Problem -
Reproduce the entries word for word, and omit any picture you find in them.

[Rows from a dataset]
⁂

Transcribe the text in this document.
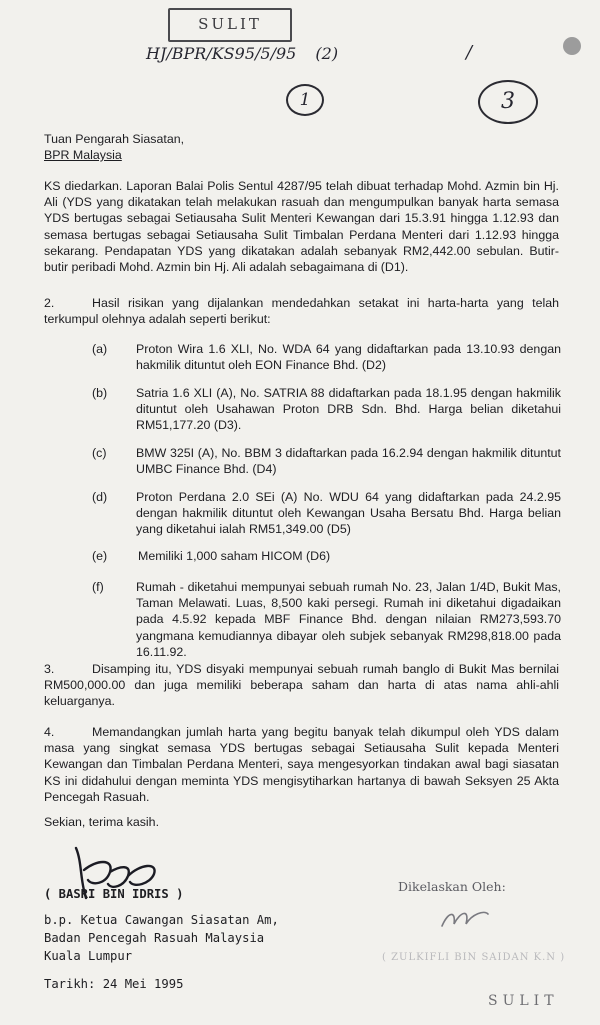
SULIT
HJ/BPR/KS95/5/95 (2)	/
1	3
Tuan Pengarah Siasatan,
BPR Malaysia
KS diedarkan. Laporan Balai Polis Sentul 4287/95 telah dibuat terhadap Mohd. Azmin bin Hj. Ali (YDS yang dikatakan telah melakukan rasuah dan mengumpulkan banyak harta semasa YDS bertugas sebagai Setiausaha Sulit Menteri Kewangan dari 15.3.91 hingga 1.12.93 dan semasa bertugas sebagai Setiausaha Sulit Timbalan Perdana Menteri dari 1.12.93 hingga sekarang. Pendapatan YDS yang dikatakan adalah sebanyak RM2,442.00 sebulan. Butir-butir peribadi Mohd. Azmin bin Hj. Ali adalah sebagaimana di (D1).
2.	Hasil risikan yang dijalankan mendedahkan setakat ini harta-harta yang telah terkumpul olehnya adalah seperti berikut:
(a)	Proton Wira 1.6 XLI, No. WDA 64 yang didaftarkan pada 13.10.93 dengan hakmilik dituntut oleh EON Finance Bhd. (D2)
(b)	Satria 1.6 XLI (A), No. SATRIA 88 didaftarkan pada 18.1.95 dengan hakmilik dituntut oleh Usahawan Proton DRB Sdn. Bhd. Harga belian diketahui RM51,177.20 (D3).
(c)	BMW 325I (A), No. BBM 3 didaftarkan pada 16.2.94 dengan hakmilik dituntut UMBC Finance Bhd. (D4)
(d)	Proton Perdana 2.0 SEi (A) No. WDU 64 yang didaftarkan pada 24.2.95 dengan hakmilik dituntut oleh Kewangan Usaha Bersatu Bhd. Harga belian yang diketahui ialah RM51,349.00 (D5)
(e)	Memiliki 1,000 saham HICOM (D6)
(f)	Rumah - diketahui mempunyai sebuah rumah No. 23, Jalan 1/4D, Bukit Mas, Taman Melawati. Luas, 8,500 kaki persegi. Rumah ini diketahui digadaikan pada 4.5.92 kepada MBF Finance Bhd. dengan nilaian RM273,593.70 yangmana kemudiannya dibayar oleh subjek sebanyak RM298,818.00 pada 16.11.92.
3.	Disamping itu, YDS disyaki mempunyai sebuah rumah banglo di Bukit Mas bernilai RM500,000.00 dan juga memiliki beberapa saham dan harta di atas nama ahli-ahli keluarganya.
4.	Memandangkan jumlah harta yang begitu banyak telah dikumpul oleh YDS dalam masa yang singkat semasa YDS bertugas sebagai Setiausaha Sulit kepada Menteri Kewangan dan Timbalan Perdana Menteri, saya mengesyorkan tindakan awal bagi siasatan KS ini didahului dengan meminta YDS mengisytiharkan hartanya di bawah Seksyen 25 Akta Pencegah Rasuah.
Sekian, terima kasih.
( BASRI BIN IDRIS )
b.p. Ketua Cawangan Siasatan Am,
Badan Pencegah Rasuah Malaysia
Kuala Lumpur
Tarikh: 24 Mei 1995
Dikelaskan Oleh:
( ZULKIFLI BIN SAIDAN K.N )
SULIT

⁂

Answer in full -
Transcribe the text in this document.
SULIT
HJ/BPR/KS95/5/95 (2)	/
1	3
Tuan Pengarah Siasatan,
BPR Malaysia
KS diedarkan. Laporan Balai Polis Sentul 4287/95 telah dibuat terhadap Mohd. Azmin bin Hj. Ali (YDS yang dikatakan telah melakukan rasuah dan mengumpulkan banyak harta semasa YDS bertugas sebagai Setiausaha Sulit Menteri Kewangan dari 15.3.91 hingga 1.12.93 dan semasa bertugas sebagai Setiausaha Sulit Timbalan Perdana Menteri dari 1.12.93 hingga sekarang. Pendapatan YDS yang dikatakan adalah sebanyak RM2,442.00 sebulan. Butir-butir peribadi Mohd. Azmin bin Hj. Ali adalah sebagaimana di (D1).
2.	Hasil risikan yang dijalankan mendedahkan setakat ini harta-harta yang telah terkumpul olehnya adalah seperti berikut:
(a)	Proton Wira 1.6 XLI, No. WDA 64 yang didaftarkan pada 13.10.93 dengan hakmilik dituntut oleh EON Finance Bhd. (D2)
(b)	Satria 1.6 XLI (A), No. SATRIA 88 didaftarkan pada 18.1.95 dengan hakmilik dituntut oleh Usahawan Proton DRB Sdn. Bhd. Harga belian diketahui RM51,177.20 (D3).
(c)	BMW 325I (A), No. BBM 3 didaftarkan pada 16.2.94 dengan hakmilik dituntut UMBC Finance Bhd. (D4)
(d)	Proton Perdana 2.0 SEi (A) No. WDU 64 yang didaftarkan pada 24.2.95 dengan hakmilik dituntut oleh Kewangan Usaha Bersatu Bhd. Harga belian yang diketahui ialah RM51,349.00 (D5)
(e)	Memiliki 1,000 saham HICOM (D6)
(f)	Rumah - diketahui mempunyai sebuah rumah No. 23, Jalan 1/4D, Bukit Mas, Taman Melawati. Luas, 8,500 kaki persegi. Rumah ini diketahui digadaikan pada 4.5.92 kepada MBF Finance Bhd. dengan nilaian RM273,593.70 yangmana kemudiannya dibayar oleh subjek sebanyak RM298,818.00 pada 16.11.92.
3.	Disamping itu, YDS disyaki mempunyai sebuah rumah banglo di Bukit Mas bernilai RM500,000.00 dan juga memiliki beberapa saham dan harta di atas nama ahli-ahli keluarganya.
4.	Memandangkan jumlah harta yang begitu banyak telah dikumpul oleh YDS dalam masa yang singkat semasa YDS bertugas sebagai Setiausaha Sulit kepada Menteri Kewangan dan Timbalan Perdana Menteri, saya mengesyorkan tindakan awal bagi siasatan KS ini didahului dengan meminta YDS mengisytiharkan hartanya di bawah Seksyen 25 Akta Pencegah Rasuah.
Sekian, terima kasih.
( BASRI BIN IDRIS )
b.p. Ketua Cawangan Siasatan Am,
Badan Pencegah Rasuah Malaysia
Kuala Lumpur
Tarikh: 24 Mei 1995
Dikelaskan Oleh:
( ZULKIFLI BIN SAIDAN K.N )
SULIT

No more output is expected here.